= Data for processing =
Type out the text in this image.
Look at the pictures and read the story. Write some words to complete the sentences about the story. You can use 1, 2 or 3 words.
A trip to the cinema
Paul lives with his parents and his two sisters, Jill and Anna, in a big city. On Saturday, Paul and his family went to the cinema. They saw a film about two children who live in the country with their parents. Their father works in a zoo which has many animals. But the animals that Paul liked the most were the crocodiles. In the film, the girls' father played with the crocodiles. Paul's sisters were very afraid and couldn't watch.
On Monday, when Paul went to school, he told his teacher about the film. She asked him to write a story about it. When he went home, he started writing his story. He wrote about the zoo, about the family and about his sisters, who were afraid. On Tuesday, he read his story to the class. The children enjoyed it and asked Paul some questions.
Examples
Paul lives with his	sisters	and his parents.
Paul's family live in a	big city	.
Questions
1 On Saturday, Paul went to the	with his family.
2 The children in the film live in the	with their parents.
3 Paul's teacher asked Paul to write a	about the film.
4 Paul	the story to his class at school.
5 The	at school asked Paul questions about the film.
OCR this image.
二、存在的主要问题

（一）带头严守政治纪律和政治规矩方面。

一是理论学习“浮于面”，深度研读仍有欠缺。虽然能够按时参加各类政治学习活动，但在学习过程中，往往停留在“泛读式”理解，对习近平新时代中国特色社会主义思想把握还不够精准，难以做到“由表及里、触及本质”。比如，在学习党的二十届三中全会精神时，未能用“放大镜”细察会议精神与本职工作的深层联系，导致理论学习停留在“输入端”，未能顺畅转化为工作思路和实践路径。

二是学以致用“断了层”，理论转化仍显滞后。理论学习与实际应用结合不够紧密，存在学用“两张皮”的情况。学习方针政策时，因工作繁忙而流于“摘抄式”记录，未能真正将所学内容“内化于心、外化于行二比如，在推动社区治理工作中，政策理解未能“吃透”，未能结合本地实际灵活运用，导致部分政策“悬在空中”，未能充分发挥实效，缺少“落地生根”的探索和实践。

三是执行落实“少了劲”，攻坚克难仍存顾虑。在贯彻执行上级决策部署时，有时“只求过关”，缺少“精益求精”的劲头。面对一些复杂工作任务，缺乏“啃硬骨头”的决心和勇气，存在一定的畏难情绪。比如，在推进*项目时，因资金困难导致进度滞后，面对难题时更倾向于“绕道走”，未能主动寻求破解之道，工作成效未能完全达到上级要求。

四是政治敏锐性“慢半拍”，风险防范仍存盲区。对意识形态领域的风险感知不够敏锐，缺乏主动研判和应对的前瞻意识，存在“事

= Work to be completed =
Check each line of the records for the word "parents" and extract those that contain it.

= Completed exercise =
Paul lives with his parents and his two sisters, Jill and Anna, in a big city. On Saturday, Paul and his family went to the cinema. They saw a film about two children who live in the country with their parents. Their father works in a zoo which has many animals. But the animals that Paul liked the most were the crocodiles. In the film, the girls' father played with the crocodiles. Paul's sisters were very afraid and couldn't watch.
Paul lives with his	sisters	and his parents.
2 The children in the film live in the	with their parents.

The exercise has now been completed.